- Required work
Images are not part of the copy; transcribe all the data exactly.

- Provided data

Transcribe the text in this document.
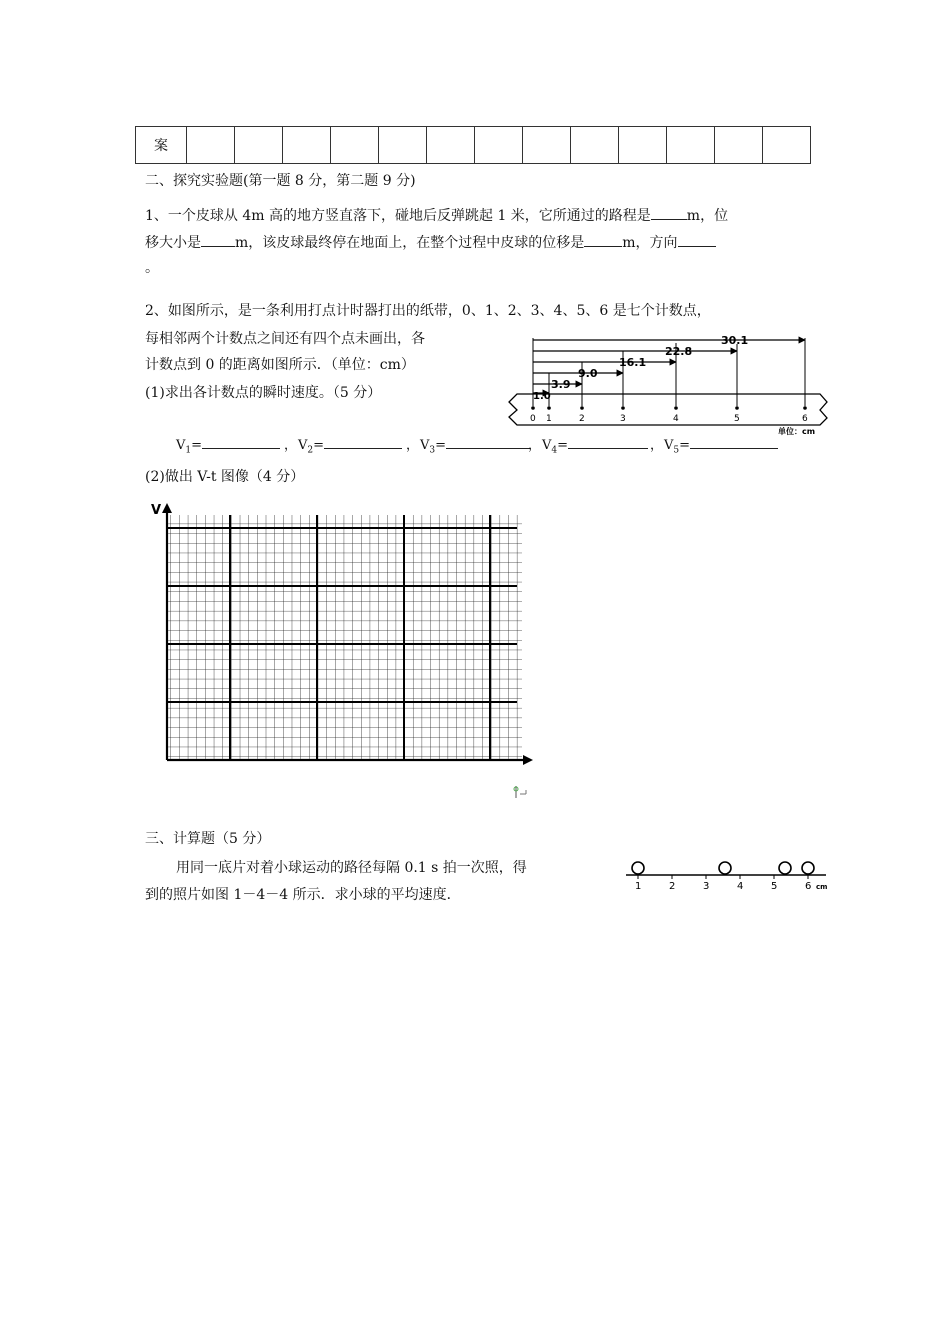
案													
二、探究实验题(第一题 8 分，第二题 9 分)
1、一个皮球从 4m 高的地方竖直落下，碰地后反弹跳起 1 米，它所通过的路程是	m，位
移大小是 m，该皮球最终停在地面上，在整个过程中皮球的位移是	m，方向
。
2、如图所示，是一条利用打点计时器打出的纸带，0、1、2、3、4、5、6 是七个计数点，
每相邻两个计数点之间还有四个点未画出，各
计数点到 0 的距离如图所示．（单位：cm）
(1)求出各计数点的瞬时速度。（5 分）
30.1
22.8
16.1
9.0
3.9
1.0
0 1	2	3	4	5	6
单位：cm
$V_1=$	， $V_2=$	， $V_3=$	， $V_4=$	， $V_5=$
(2)做出 V-t 图像（4 分）
V
三、计算题（5 分）
用同一底片对着小球运动的路径每隔 0.1 s 拍一次照，得
到的照片如图 1－4－4 所示．求小球的平均速度．
1	2	3	4	5	6 cm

- Response to the exercise
Transcribe the text in this document.
案													
二、探究实验题(第一题 8 分，第二题 9 分)
1、一个皮球从 4m 高的地方竖直落下，碰地后反弹跳起 1 米，它所通过的路程是	m，位
移大小是 m，该皮球最终停在地面上，在整个过程中皮球的位移是	m，方向
。
2、如图所示，是一条利用打点计时器打出的纸带，0、1、2、3、4、5、6 是七个计数点，
每相邻两个计数点之间还有四个点未画出，各
计数点到 0 的距离如图所示．（单位：cm）
(1)求出各计数点的瞬时速度。（5 分）
30.1
22.8
16.1
9.0
3.9
1.0
0 1	2	3	4	5	6
单位：cm
$V_1=$	， $V_2=$	， $V_3=$	， $V_4=$	， $V_5=$
(2)做出 V-t 图像（4 分）
V
三、计算题（5 分）
用同一底片对着小球运动的路径每隔 0.1 s 拍一次照，得
到的照片如图 1－4－4 所示．求小球的平均速度．
1	2	3	4	5	6 cm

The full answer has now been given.